> _WHAT IS ASKED_: Scan the entries below and extract each line with the word "slash" in it.

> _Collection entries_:
--- Start ---

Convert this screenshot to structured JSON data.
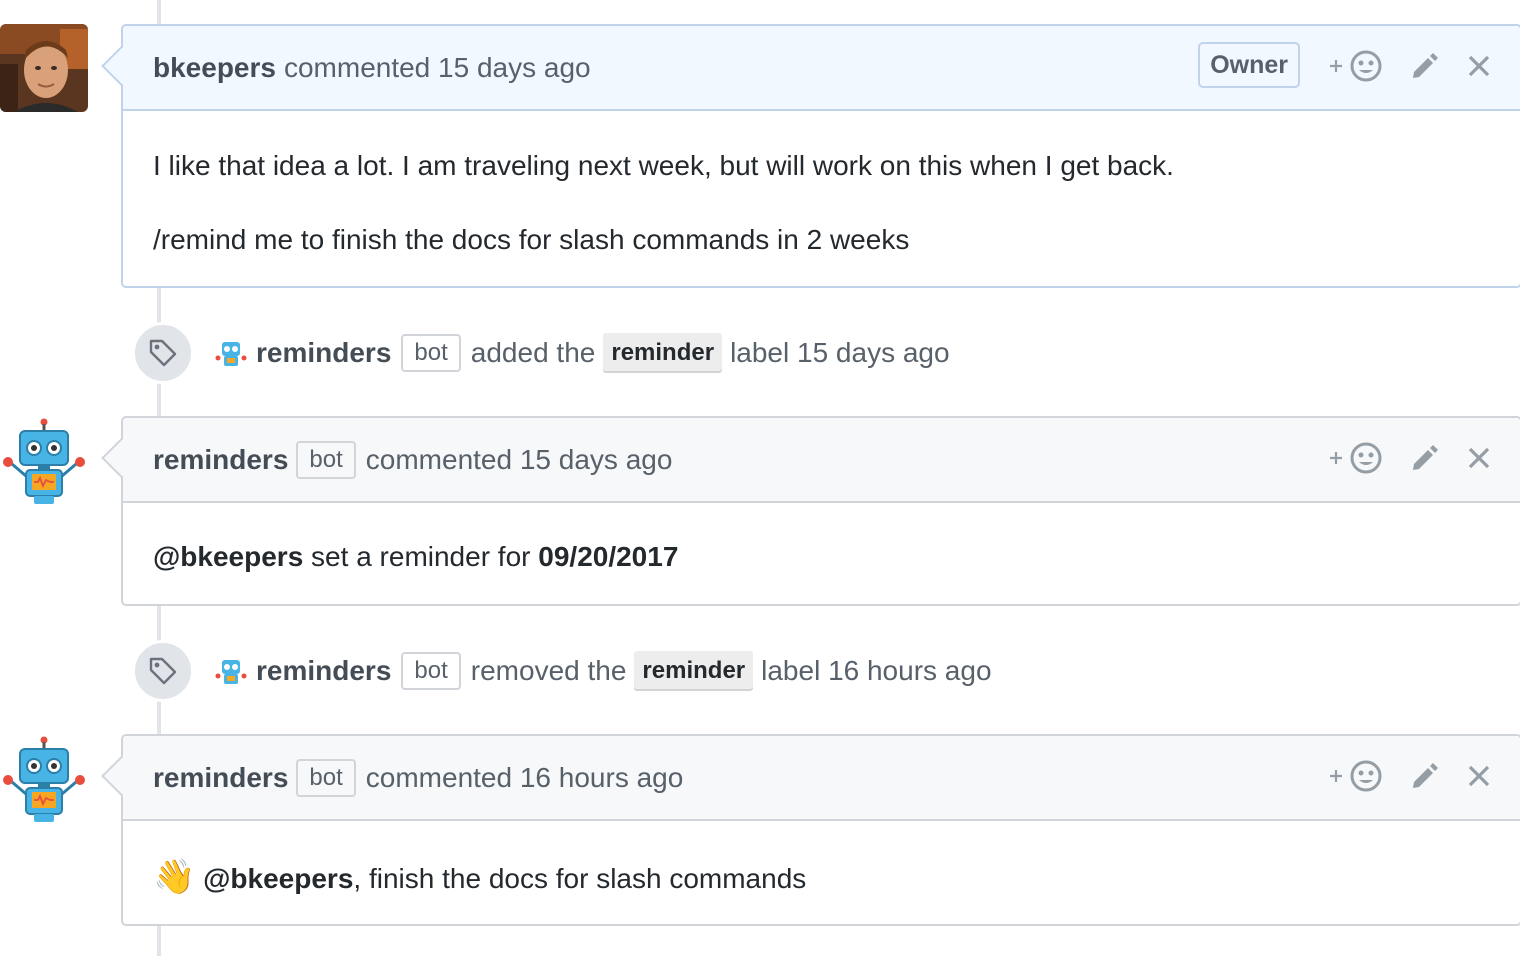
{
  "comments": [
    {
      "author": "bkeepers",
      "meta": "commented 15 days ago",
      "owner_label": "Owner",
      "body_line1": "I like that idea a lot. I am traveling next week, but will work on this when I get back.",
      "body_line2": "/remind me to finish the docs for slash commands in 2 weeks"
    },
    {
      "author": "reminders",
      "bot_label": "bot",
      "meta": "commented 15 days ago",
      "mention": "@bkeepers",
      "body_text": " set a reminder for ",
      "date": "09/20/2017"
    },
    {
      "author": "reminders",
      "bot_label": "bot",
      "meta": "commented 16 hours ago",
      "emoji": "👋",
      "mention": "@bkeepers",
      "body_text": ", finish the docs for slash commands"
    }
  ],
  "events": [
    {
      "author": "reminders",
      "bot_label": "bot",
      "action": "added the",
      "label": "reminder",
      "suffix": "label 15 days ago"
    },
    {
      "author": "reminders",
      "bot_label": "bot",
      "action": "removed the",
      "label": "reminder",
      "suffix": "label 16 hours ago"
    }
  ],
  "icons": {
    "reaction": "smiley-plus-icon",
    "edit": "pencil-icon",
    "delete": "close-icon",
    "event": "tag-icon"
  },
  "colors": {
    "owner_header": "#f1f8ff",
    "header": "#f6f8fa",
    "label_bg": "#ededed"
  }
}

--- End ---

> _THE RESPONSE_:
      "body_line2": "/remind me to finish the docs for slash commands in 2 weeks"
      "body_text": ", finish the docs for slash commands"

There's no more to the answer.